**Objective**: Rewrite all of the rows below, changing "Topic Distribution" to "Topic Share" and leaving everything else as it is. Omit the pictures from your answer.
[Records for this exercise start]
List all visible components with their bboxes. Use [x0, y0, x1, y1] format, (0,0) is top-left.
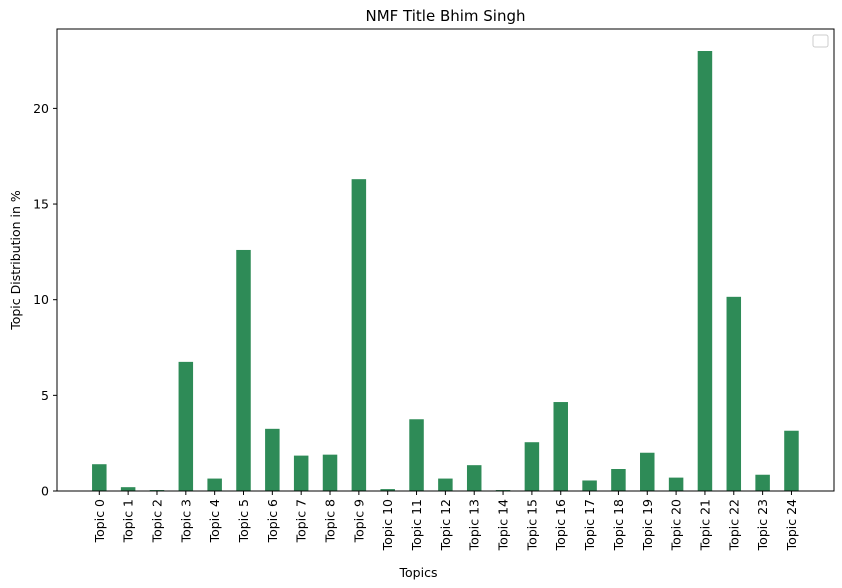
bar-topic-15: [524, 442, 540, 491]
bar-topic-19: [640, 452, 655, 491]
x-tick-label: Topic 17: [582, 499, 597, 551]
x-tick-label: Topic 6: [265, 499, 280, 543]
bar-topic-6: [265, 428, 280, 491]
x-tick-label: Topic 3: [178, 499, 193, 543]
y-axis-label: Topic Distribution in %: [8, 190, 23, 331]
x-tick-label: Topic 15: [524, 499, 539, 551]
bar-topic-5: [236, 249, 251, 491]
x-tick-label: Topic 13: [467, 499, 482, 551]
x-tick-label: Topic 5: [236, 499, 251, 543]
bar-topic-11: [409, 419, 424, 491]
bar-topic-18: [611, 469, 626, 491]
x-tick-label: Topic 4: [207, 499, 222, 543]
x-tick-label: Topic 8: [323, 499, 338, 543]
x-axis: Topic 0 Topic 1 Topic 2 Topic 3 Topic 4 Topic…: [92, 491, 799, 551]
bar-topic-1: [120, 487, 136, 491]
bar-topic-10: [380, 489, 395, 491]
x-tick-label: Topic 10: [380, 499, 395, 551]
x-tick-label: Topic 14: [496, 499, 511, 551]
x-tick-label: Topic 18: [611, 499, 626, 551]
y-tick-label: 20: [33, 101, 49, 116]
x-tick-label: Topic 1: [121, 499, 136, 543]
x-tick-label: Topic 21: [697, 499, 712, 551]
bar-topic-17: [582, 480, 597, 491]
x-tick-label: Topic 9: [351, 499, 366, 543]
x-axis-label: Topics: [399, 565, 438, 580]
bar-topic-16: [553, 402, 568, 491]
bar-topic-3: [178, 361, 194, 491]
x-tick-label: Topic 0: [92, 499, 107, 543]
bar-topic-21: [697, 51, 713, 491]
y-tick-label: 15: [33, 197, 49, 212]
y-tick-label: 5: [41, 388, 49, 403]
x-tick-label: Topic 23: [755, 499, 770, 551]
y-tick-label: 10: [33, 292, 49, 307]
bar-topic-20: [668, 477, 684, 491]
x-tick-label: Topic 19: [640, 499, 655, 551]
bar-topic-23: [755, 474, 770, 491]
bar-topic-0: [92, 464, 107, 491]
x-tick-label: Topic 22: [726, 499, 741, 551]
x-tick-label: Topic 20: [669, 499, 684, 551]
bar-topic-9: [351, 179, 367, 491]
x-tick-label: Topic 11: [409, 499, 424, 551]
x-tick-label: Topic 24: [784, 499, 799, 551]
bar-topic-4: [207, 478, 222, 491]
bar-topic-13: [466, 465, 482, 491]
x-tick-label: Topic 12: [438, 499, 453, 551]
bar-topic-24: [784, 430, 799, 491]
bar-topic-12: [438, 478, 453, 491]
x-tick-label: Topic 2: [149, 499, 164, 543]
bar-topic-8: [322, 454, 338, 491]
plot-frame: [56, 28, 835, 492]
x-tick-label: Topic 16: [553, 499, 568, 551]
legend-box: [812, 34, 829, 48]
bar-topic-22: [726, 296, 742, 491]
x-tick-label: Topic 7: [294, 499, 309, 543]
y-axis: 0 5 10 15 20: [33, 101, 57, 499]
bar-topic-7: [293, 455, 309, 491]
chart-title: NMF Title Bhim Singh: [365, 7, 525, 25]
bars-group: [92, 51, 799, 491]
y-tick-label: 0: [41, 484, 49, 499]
[Records for this exercise end]
**Output below**:
List all visible components with their bboxes. Use [x0, y0, x1, y1] format, (0,0) is top-left.
bar-topic-15: [524, 442, 540, 491]
bar-topic-19: [640, 452, 655, 491]
x-tick-label: Topic 17: [582, 499, 597, 551]
x-tick-label: Topic 6: [265, 499, 280, 543]
bar-topic-6: [265, 428, 280, 491]
x-tick-label: Topic 3: [178, 499, 193, 543]
y-axis-label: Topic Share in %: [8, 190, 23, 331]
x-tick-label: Topic 15: [524, 499, 539, 551]
bar-topic-5: [236, 249, 251, 491]
x-tick-label: Topic 13: [467, 499, 482, 551]
x-tick-label: Topic 5: [236, 499, 251, 543]
bar-topic-11: [409, 419, 424, 491]
bar-topic-18: [611, 469, 626, 491]
x-tick-label: Topic 4: [207, 499, 222, 543]
x-tick-label: Topic 8: [323, 499, 338, 543]
x-axis: Topic 0 Topic 1 Topic 2 Topic 3 Topic 4 Topic…: [92, 491, 799, 551]
bar-topic-1: [120, 487, 136, 491]
bar-topic-10: [380, 489, 395, 491]
x-tick-label: Topic 10: [380, 499, 395, 551]
x-tick-label: Topic 14: [496, 499, 511, 551]
x-tick-label: Topic 18: [611, 499, 626, 551]
y-tick-label: 20: [33, 101, 49, 116]
x-tick-label: Topic 1: [121, 499, 136, 543]
x-tick-label: Topic 21: [697, 499, 712, 551]
bar-topic-17: [582, 480, 597, 491]
x-tick-label: Topic 9: [351, 499, 366, 543]
x-axis-label: Topics: [399, 565, 438, 580]
bar-topic-16: [553, 402, 568, 491]
bar-topic-3: [178, 361, 194, 491]
x-tick-label: Topic 0: [92, 499, 107, 543]
bar-topic-21: [697, 51, 713, 491]
y-tick-label: 15: [33, 197, 49, 212]
y-tick-label: 5: [41, 388, 49, 403]
x-tick-label: Topic 23: [755, 499, 770, 551]
y-tick-label: 10: [33, 292, 49, 307]
bar-topic-20: [668, 477, 684, 491]
x-tick-label: Topic 19: [640, 499, 655, 551]
bar-topic-23: [755, 474, 770, 491]
bar-topic-0: [92, 464, 107, 491]
x-tick-label: Topic 22: [726, 499, 741, 551]
x-tick-label: Topic 20: [669, 499, 684, 551]
bar-topic-9: [351, 179, 367, 491]
x-tick-label: Topic 11: [409, 499, 424, 551]
x-tick-label: Topic 24: [784, 499, 799, 551]
bar-topic-4: [207, 478, 222, 491]
bar-topic-13: [466, 465, 482, 491]
x-tick-label: Topic 12: [438, 499, 453, 551]
bar-topic-24: [784, 430, 799, 491]
bar-topic-12: [438, 478, 453, 491]
x-tick-label: Topic 2: [149, 499, 164, 543]
bar-topic-8: [322, 454, 338, 491]
plot-frame: [56, 28, 835, 492]
x-tick-label: Topic 16: [553, 499, 568, 551]
legend-box: [812, 34, 829, 48]
bar-topic-22: [726, 296, 742, 491]
x-tick-label: Topic 7: [294, 499, 309, 543]
y-axis: 0 5 10 15 20: [33, 101, 57, 499]
bar-topic-7: [293, 455, 309, 491]
chart-title: NMF Title Bhim Singh: [365, 7, 525, 25]
bars-group: [92, 51, 799, 491]
y-tick-label: 0: [41, 484, 49, 499]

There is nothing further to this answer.